[Figure contents as structured data]

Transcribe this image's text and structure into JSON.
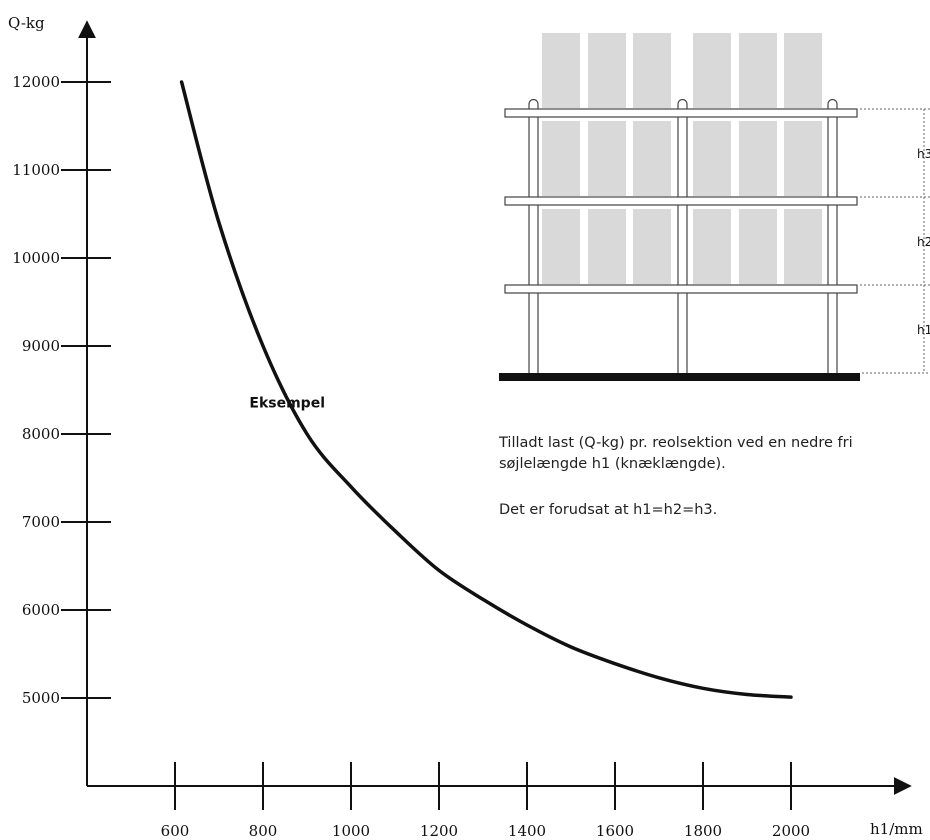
{
  "chart_data": {
    "type": "line",
    "ylabel": "Q-kg",
    "xlabel": "h1/mm",
    "xlim": [
      500,
      2250
    ],
    "ylim": [
      4000,
      13000
    ],
    "x_ticks": [
      600,
      800,
      1000,
      1200,
      1400,
      1600,
      1800,
      2000
    ],
    "y_ticks": [
      5000,
      6000,
      7000,
      8000,
      9000,
      10000,
      11000,
      12000
    ],
    "series": [
      {
        "x": [
          615,
          700,
          800,
          900,
          1000,
          1100,
          1200,
          1300,
          1400,
          1500,
          1600,
          1700,
          1800,
          1900,
          2000
        ],
        "y": [
          12000,
          10400,
          9000,
          8000,
          7400,
          6900,
          6450,
          6120,
          5830,
          5580,
          5390,
          5230,
          5110,
          5040,
          5010
        ]
      }
    ],
    "annotations": [
      {
        "text": "Eksempel",
        "x": 855,
        "y": 8300
      }
    ],
    "grid": false
  },
  "diagram": {
    "height_labels": [
      "h3",
      "h2",
      "h1"
    ]
  },
  "notes": {
    "text1": "Tilladt last (Q-kg) pr. reolsektion ved en nedre fri søjlelængde h1 (knæklængde).",
    "text2": "Det er forudsat at h1=h2=h3."
  }
}
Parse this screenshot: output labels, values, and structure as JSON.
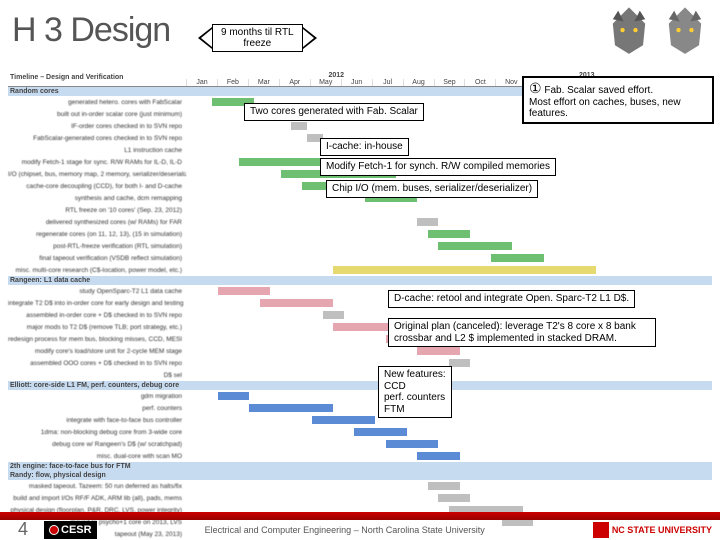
{
  "title": "H 3 Design",
  "rtl_arrow_label": "9 months til RTL\nfreeze",
  "callouts": {
    "saved_effort_icon": "①",
    "saved_effort_heading": "Fab. Scalar saved effort.",
    "saved_effort_body": "Most effort on caches, buses, new features.",
    "two_cores": "Two cores generated with Fab. Scalar",
    "icache": "I-cache: in-house",
    "fetch1": "Modify Fetch-1 for synch. R/W compiled memories",
    "chipio": "Chip I/O (mem. buses, serializer/deserializer)",
    "dcache": "D-cache: retool and integrate Open. Sparc-T2 L1 D$.",
    "origplan": "Original plan (canceled): leverage T2's 8 core x 8 bank crossbar and L2 $ implemented in stacked DRAM.",
    "newfeat": "New features:\nCCD\nperf. counters\nFTM"
  },
  "gantt": {
    "header_label": "Timeline – Design and Verification",
    "years": [
      "",
      "2012",
      "2013"
    ],
    "months": [
      "Jan",
      "Feb",
      "Mar",
      "Apr",
      "May",
      "Jun",
      "Jul",
      "Aug",
      "Sep",
      "Oct",
      "Nov",
      "Dec",
      "Jan",
      "Feb",
      "Mar",
      "Apr",
      "May"
    ],
    "section_colors": {
      "section_bg": "#c6daf0",
      "bar_green": "#6fbf73",
      "bar_pink": "#e6a6b0",
      "bar_blue": "#5b8bd4",
      "bar_gray": "#bfbfbf",
      "bar_yellow": "#e6d96f"
    },
    "sections": [
      {
        "name": "Random cores",
        "rows": [
          {
            "task": "generated hetero. cores with FabScalar",
            "bars": [
              {
                "c": "bar_green",
                "l": 5,
                "w": 8
              }
            ]
          },
          {
            "task": "built out in-order scalar core (just minimum)",
            "bars": [
              {
                "c": "bar_green",
                "l": 12,
                "w": 10
              }
            ]
          },
          {
            "task": "IF-order cores checked in to SVN repo",
            "bars": [
              {
                "c": "bar_gray",
                "l": 20,
                "w": 3
              }
            ]
          },
          {
            "task": "FabScalar-generated cores checked in to SVN repo",
            "bars": [
              {
                "c": "bar_gray",
                "l": 23,
                "w": 3
              }
            ]
          },
          {
            "task": "L1 instruction cache",
            "bars": []
          },
          {
            "task": "modify Fetch-1 stage for sync. R/W RAMs for IL-D, IL-D",
            "bars": [
              {
                "c": "bar_green",
                "l": 10,
                "w": 18
              }
            ]
          },
          {
            "task": "I/O (chipset, bus, memory map, 2 memory, serializer/deserializer)",
            "bars": [
              {
                "c": "bar_green",
                "l": 18,
                "w": 22
              }
            ]
          },
          {
            "task": "cache-core decoupling (CCD), for both I- and D-cache",
            "bars": [
              {
                "c": "bar_green",
                "l": 22,
                "w": 18
              }
            ]
          },
          {
            "task": "synthesis and cache, dcm remapping",
            "bars": [
              {
                "c": "bar_green",
                "l": 34,
                "w": 10
              }
            ]
          },
          {
            "task": "RTL freeze on '10 cores' (Sep. 23, 2012)",
            "bars": []
          },
          {
            "task": "delivered synthesized cores (w/ RAMs) for FAR",
            "bars": [
              {
                "c": "bar_gray",
                "l": 44,
                "w": 4
              }
            ]
          },
          {
            "task": "regenerate cores (on 11, 12, 13), (15 in simulation)",
            "bars": [
              {
                "c": "bar_green",
                "l": 46,
                "w": 8
              }
            ]
          },
          {
            "task": "post-RTL-freeze verification (RTL simulation)",
            "bars": [
              {
                "c": "bar_green",
                "l": 48,
                "w": 14
              }
            ]
          },
          {
            "task": "final tapeout verification (VSDB reflect simulation)",
            "bars": [
              {
                "c": "bar_green",
                "l": 58,
                "w": 10
              }
            ]
          },
          {
            "task": "misc. multi-core research (C$-location, power model, etc.)",
            "bars": [
              {
                "c": "bar_yellow",
                "l": 28,
                "w": 50
              }
            ]
          }
        ]
      },
      {
        "name": "Rangeen: L1 data cache",
        "rows": [
          {
            "task": "study OpenSparc-T2 L1 data cache",
            "bars": [
              {
                "c": "bar_pink",
                "l": 6,
                "w": 10
              }
            ]
          },
          {
            "task": "integrate T2 D$ into in-order core for early design and testing",
            "bars": [
              {
                "c": "bar_pink",
                "l": 14,
                "w": 14
              }
            ]
          },
          {
            "task": "assembled in-order core + D$ checked in to SVN repo",
            "bars": [
              {
                "c": "bar_gray",
                "l": 26,
                "w": 4
              }
            ]
          },
          {
            "task": "major mods to T2 D$ (remove TLB; port strategy, etc.)",
            "bars": [
              {
                "c": "bar_pink",
                "l": 28,
                "w": 14
              }
            ]
          },
          {
            "task": "redesign process for mem bus, blocking misses, CCD, MESI",
            "bars": [
              {
                "c": "bar_pink",
                "l": 38,
                "w": 12
              }
            ]
          },
          {
            "task": "modify core's load/store unit for 2-cycle MEM stage",
            "bars": [
              {
                "c": "bar_pink",
                "l": 44,
                "w": 8
              }
            ]
          },
          {
            "task": "assembled OOO cores + D$ checked in to SVN repo",
            "bars": [
              {
                "c": "bar_gray",
                "l": 50,
                "w": 4
              }
            ]
          },
          {
            "task": "D$ sel",
            "bars": []
          }
        ]
      },
      {
        "name": "Elliott: core-side L1 FM, perf. counters, debug core",
        "rows": [
          {
            "task": "gdm migration",
            "bars": [
              {
                "c": "bar_blue",
                "l": 6,
                "w": 6
              }
            ]
          },
          {
            "task": "perf. counters",
            "bars": [
              {
                "c": "bar_blue",
                "l": 12,
                "w": 16
              }
            ]
          },
          {
            "task": "integrate with face-to-face bus controller",
            "bars": [
              {
                "c": "bar_blue",
                "l": 24,
                "w": 12
              }
            ]
          },
          {
            "task": "1dma: non-blocking debug core from 3-wide core",
            "bars": [
              {
                "c": "bar_blue",
                "l": 32,
                "w": 10
              }
            ]
          },
          {
            "task": "debug core w/ Rangeen's D$ (w/ scratchpad)",
            "bars": [
              {
                "c": "bar_blue",
                "l": 38,
                "w": 10
              }
            ]
          },
          {
            "task": "misc. dual-core with scan MO",
            "bars": [
              {
                "c": "bar_blue",
                "l": 44,
                "w": 8
              }
            ]
          }
        ]
      },
      {
        "name": "2th engine: face-to-face bus for FTM",
        "rows": []
      },
      {
        "name": "Randy: flow, physical design",
        "rows": [
          {
            "task": "masked tapeout. Tazeem: 50 run deferred as halts/fix",
            "bars": [
              {
                "c": "bar_gray",
                "l": 46,
                "w": 6
              }
            ]
          },
          {
            "task": "build and import I/Os RF/F ADK, ARM lib (all), pads, mems",
            "bars": [
              {
                "c": "bar_gray",
                "l": 48,
                "w": 6
              }
            ]
          },
          {
            "task": "physical design (floorplan, P&R, DRC, LVS, power integrity)",
            "bars": [
              {
                "c": "bar_gray",
                "l": 50,
                "w": 14
              }
            ]
          },
          {
            "task": "moved to psycho+1 core on 2013, LVS",
            "bars": [
              {
                "c": "bar_gray",
                "l": 60,
                "w": 6
              }
            ]
          },
          {
            "task": "tapeout (May 23, 2013)",
            "bars": []
          }
        ]
      }
    ]
  },
  "footer": {
    "slide_num": "4",
    "cesr": "CESR",
    "text": "Electrical and Computer Engineering – North Carolina State University",
    "ncsu": "NC STATE UNIVERSITY"
  }
}
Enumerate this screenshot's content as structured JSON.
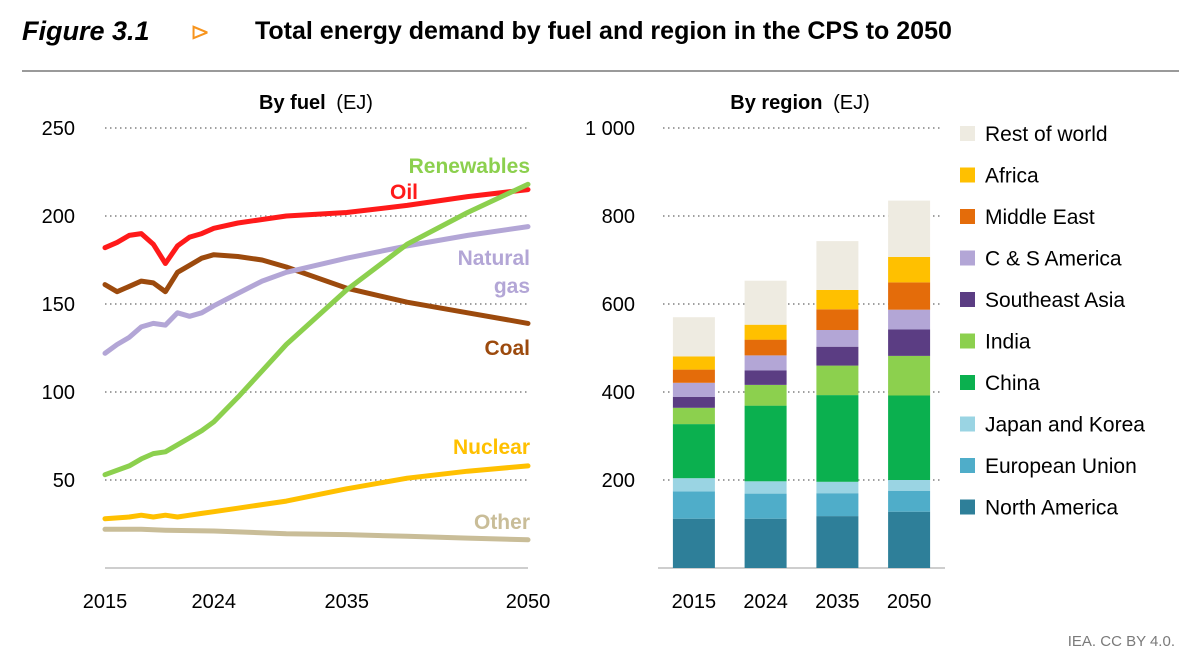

DIRECTIONS FOR THIS TASK => Scan the data for the word "FabScalar" and copy every line where it shows up.

ANSWER TO THE TASK =>
            "task": "generated hetero. cores with FabScalar",
            "task": "FabScalar-generated cores checked in to SVN repo",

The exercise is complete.